Problem requirements:
Using the listing beneath this task, count the lines with the word "تؤمنوا" and write only the result.

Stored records
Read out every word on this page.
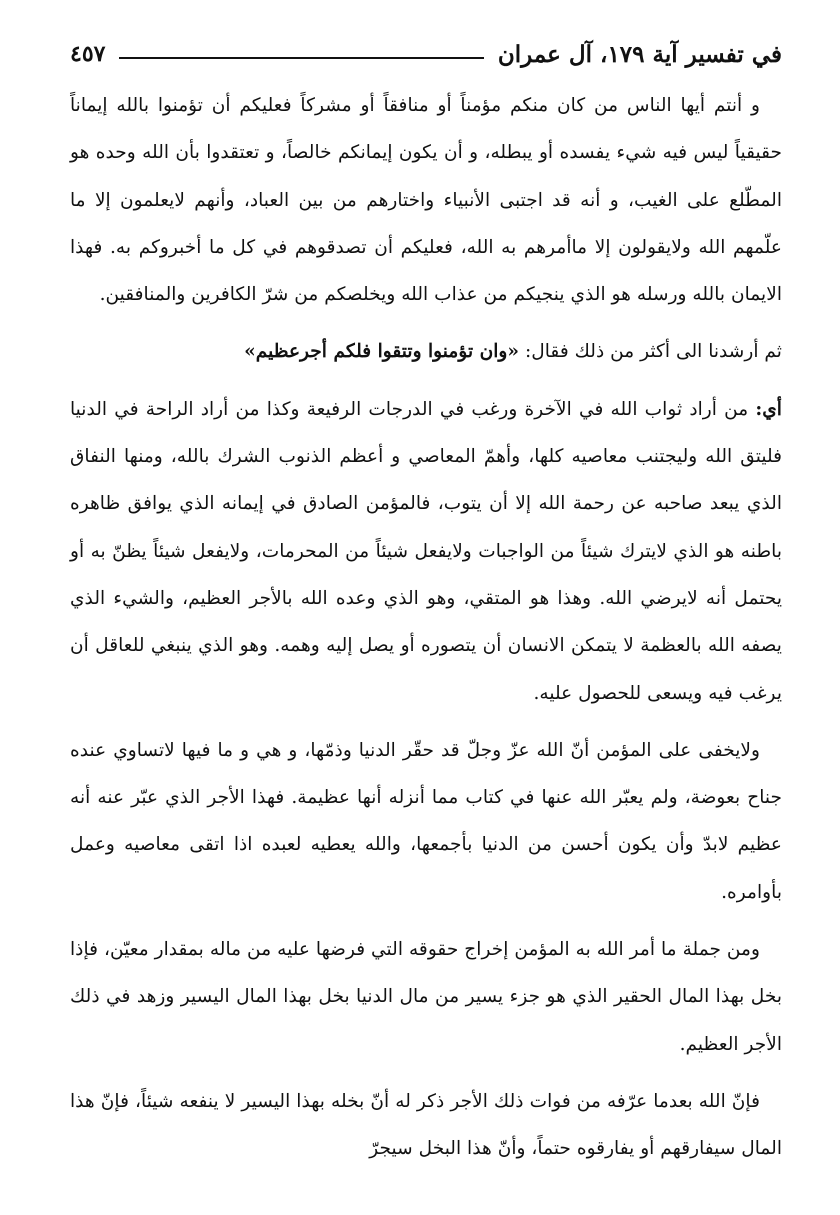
في تفسير آية ١٧٩، آل عمران
٤٥٧

و أنتم أيها الناس من كان منكم مؤمناً أو منافقاً أو مشركاً فعليكم أن تؤمنوا بالله إيماناً حقيقياً ليس فيه شيء يفسده أو يبطله، و أن يكون إيمانكم خالصاً، و تعتقدوا بأن الله وحده هو المطّلع على الغيب، و أنه قد اجتبى الأنبياء واختارهم من بين العباد، وأنهم لايعلمون إلا ما علّمهم الله ولايقولون إلا ماأمرهم به الله، فعليكم أن تصدقوهم في كل ما أخبروكم به. فهذا الايمان بالله ورسله هو الذي ينجيكم من عذاب الله ويخلصكم من شرّ الكافرين والمنافقين.

ثم أرشدنا الى أكثر من ذلك فقال: «وان تؤمنوا وتتقوا فلكم أجرعظيم»

أي: من أراد ثواب الله في الآخرة ورغب في الدرجات الرفيعة وكذا من أراد الراحة في الدنيا فليتق الله وليجتنب معاصيه كلها، وأهمّ المعاصي و أعظم الذنوب الشرك بالله، ومنها النفاق الذي يبعد صاحبه عن رحمة الله إلا أن يتوب، فالمؤمن الصادق في إيمانه الذي يوافق ظاهره باطنه هو الذي لايترك شيئاً من الواجبات ولايفعل شيئاً من المحرمات، ولايفعل شيئاً يظنّ به أو يحتمل أنه لايرضي الله. وهذا هو المتقي، وهو الذي وعده الله بالأجر العظيم، والشيء الذي يصفه الله بالعظمة لا يتمكن الانسان أن يتصوره أو يصل إليه وهمه. وهو الذي ينبغي للعاقل أن يرغب فيه ويسعى للحصول عليه.

ولايخفى على المؤمن أنّ الله عزّ وجلّ قد حقّر الدنيا وذمّها، و هي و ما فيها لاتساوي عنده جناح بعوضة، ولم يعبّر الله عنها في كتاب مما أنزله أنها عظيمة. فهذا الأجر الذي عبّر عنه أنه عظيم لابدّ وأن يكون أحسن من الدنيا بأجمعها، والله يعطيه لعبده اذا اتقى معاصيه وعمل بأوامره.

ومن جملة ما أمر الله به المؤمن إخراج حقوقه التي فرضها عليه من ماله بمقدار معيّن، فإذا بخل بهذا المال الحقير الذي هو جزء يسير من مال الدنيا بخل بهذا المال اليسير وزهد في ذلك الأجر العظيم.

فإنّ الله بعدما عرّفه من فوات ذلك الأجر ذكر له أنّ بخله بهذا اليسير لا ينفعه شيئاً، فإنّ هذا المال سيفارقهم أو يفارقوه حتماً، وأنّ هذا البخل سيجرّ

Expected output:
2